Exercise prompt: Search the listing below for the word "this" and copy each line that holds it.

[Records]
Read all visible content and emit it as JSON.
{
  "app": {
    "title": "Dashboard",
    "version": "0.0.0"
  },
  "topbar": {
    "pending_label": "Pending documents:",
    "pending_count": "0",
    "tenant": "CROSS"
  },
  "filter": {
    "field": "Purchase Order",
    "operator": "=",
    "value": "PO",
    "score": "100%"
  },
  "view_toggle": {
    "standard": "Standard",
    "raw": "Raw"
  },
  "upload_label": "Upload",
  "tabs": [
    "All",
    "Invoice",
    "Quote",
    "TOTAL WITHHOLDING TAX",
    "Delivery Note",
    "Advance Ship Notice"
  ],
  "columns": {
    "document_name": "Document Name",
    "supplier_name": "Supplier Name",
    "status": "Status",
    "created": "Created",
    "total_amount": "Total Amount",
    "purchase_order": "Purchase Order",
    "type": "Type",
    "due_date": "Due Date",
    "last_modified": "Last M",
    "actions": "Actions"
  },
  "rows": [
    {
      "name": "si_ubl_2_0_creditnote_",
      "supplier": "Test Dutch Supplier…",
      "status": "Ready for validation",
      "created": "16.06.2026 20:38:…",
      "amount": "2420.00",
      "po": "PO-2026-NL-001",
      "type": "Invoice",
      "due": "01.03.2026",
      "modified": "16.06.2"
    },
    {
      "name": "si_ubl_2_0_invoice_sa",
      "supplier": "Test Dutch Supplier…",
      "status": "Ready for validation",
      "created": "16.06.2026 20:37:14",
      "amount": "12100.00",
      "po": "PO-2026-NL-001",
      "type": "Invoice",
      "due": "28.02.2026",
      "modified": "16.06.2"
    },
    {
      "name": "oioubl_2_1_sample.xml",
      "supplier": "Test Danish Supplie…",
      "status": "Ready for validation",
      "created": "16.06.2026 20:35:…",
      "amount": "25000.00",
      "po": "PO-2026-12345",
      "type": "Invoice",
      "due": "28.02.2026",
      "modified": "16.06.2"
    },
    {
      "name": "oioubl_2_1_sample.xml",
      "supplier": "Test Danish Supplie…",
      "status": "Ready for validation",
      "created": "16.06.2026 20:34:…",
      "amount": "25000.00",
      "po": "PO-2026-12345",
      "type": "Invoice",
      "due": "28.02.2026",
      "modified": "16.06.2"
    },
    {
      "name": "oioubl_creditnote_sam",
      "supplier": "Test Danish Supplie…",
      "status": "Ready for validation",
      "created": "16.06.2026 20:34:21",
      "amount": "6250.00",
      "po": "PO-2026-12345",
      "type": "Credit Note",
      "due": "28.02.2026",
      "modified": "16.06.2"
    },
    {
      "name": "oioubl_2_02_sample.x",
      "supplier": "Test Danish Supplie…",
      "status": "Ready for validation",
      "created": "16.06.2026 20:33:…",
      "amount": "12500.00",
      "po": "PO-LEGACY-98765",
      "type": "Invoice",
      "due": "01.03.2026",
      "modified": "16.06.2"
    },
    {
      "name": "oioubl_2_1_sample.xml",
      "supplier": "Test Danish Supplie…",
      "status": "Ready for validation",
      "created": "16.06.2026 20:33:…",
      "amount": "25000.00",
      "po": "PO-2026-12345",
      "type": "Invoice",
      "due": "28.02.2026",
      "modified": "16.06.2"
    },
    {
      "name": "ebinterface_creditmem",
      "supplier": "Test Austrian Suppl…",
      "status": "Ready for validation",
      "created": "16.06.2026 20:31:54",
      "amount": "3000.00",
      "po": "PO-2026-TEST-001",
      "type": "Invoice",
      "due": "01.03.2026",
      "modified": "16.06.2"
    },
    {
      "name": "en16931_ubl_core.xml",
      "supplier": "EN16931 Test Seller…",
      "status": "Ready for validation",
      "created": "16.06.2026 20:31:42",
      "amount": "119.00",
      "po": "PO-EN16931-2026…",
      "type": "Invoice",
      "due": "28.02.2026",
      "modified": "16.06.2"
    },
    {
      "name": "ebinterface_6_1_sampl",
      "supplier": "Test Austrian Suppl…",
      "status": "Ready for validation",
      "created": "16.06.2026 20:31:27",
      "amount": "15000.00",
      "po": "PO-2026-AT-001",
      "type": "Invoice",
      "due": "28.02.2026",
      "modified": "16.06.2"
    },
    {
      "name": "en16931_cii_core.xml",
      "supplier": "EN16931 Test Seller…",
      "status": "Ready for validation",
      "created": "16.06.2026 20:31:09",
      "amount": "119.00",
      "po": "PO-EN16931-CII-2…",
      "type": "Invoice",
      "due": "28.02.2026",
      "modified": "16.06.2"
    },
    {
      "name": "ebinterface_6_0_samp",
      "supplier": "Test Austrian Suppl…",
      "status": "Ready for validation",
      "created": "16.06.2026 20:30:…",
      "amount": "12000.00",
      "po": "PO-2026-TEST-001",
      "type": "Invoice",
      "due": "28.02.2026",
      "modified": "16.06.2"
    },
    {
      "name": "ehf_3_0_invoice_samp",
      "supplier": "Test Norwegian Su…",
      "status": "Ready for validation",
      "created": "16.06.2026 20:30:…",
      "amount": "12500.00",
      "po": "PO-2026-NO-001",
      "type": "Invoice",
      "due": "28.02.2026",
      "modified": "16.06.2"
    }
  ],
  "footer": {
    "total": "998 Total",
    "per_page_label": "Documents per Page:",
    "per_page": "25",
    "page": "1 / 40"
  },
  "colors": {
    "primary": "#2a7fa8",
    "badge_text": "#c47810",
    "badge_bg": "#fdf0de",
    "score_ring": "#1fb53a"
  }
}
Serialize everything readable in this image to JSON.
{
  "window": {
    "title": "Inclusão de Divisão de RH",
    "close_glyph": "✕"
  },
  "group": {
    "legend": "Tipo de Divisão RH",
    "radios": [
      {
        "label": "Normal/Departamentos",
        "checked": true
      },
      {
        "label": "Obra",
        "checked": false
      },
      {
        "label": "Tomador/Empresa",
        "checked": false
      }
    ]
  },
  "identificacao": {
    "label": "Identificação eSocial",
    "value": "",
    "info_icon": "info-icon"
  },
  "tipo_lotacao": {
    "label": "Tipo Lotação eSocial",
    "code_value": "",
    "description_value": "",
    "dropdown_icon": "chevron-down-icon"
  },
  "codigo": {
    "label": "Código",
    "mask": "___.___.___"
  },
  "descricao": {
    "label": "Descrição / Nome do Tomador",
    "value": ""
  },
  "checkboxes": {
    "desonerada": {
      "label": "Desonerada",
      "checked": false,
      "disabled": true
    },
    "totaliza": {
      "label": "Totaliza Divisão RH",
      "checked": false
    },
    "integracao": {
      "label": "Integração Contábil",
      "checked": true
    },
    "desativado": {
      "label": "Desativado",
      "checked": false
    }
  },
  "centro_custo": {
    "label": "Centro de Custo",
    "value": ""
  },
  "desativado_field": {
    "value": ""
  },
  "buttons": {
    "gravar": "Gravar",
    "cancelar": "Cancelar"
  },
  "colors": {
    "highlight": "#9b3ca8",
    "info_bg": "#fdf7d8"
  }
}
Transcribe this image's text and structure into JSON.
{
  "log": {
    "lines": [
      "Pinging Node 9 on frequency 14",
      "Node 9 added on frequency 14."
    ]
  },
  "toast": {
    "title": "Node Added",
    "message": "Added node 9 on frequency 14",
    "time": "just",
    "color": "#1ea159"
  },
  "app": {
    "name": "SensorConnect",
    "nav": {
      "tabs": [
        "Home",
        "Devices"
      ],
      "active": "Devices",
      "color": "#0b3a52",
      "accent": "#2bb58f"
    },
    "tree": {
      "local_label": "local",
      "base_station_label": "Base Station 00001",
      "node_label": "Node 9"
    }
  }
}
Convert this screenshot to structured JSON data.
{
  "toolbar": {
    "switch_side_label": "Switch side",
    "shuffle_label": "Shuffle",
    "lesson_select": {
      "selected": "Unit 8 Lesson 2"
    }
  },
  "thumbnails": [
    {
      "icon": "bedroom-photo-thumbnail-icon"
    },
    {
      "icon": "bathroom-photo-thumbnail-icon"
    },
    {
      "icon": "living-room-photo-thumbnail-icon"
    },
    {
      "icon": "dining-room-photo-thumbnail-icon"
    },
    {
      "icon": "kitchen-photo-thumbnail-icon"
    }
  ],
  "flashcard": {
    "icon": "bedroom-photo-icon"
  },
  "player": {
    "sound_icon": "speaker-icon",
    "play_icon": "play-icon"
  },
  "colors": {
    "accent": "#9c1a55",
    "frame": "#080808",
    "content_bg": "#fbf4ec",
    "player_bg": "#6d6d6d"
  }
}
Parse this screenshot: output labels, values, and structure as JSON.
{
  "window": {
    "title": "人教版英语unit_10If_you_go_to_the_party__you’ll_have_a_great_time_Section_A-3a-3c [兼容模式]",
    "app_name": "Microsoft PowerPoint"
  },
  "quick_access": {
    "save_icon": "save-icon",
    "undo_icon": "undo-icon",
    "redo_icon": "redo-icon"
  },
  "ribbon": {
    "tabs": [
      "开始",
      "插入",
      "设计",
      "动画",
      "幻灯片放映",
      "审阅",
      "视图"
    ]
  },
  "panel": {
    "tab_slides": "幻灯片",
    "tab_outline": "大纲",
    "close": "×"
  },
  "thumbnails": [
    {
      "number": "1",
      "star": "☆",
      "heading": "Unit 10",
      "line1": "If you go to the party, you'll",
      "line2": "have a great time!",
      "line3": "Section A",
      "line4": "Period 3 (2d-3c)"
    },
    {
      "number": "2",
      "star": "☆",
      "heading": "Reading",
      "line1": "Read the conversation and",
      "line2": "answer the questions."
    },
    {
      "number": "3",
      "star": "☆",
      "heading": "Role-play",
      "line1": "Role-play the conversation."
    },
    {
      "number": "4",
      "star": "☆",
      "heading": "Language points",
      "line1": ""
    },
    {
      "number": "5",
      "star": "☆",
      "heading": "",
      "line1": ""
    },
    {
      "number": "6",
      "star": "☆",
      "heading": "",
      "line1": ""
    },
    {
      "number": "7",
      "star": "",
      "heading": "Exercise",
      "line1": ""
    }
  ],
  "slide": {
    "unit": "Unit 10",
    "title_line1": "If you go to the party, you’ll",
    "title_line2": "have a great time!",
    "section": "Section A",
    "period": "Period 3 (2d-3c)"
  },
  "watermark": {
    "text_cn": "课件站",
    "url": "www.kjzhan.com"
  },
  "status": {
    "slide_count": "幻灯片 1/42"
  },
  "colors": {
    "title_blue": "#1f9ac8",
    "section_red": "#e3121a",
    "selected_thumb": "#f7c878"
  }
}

Written solution:
Serialize everything readable in this image to JSON.
Transcribe this image's text and structure into JSON.
Convert this screenshot to structured JSON data.
Parse this screenshot: output labels, values, and structure as JSON.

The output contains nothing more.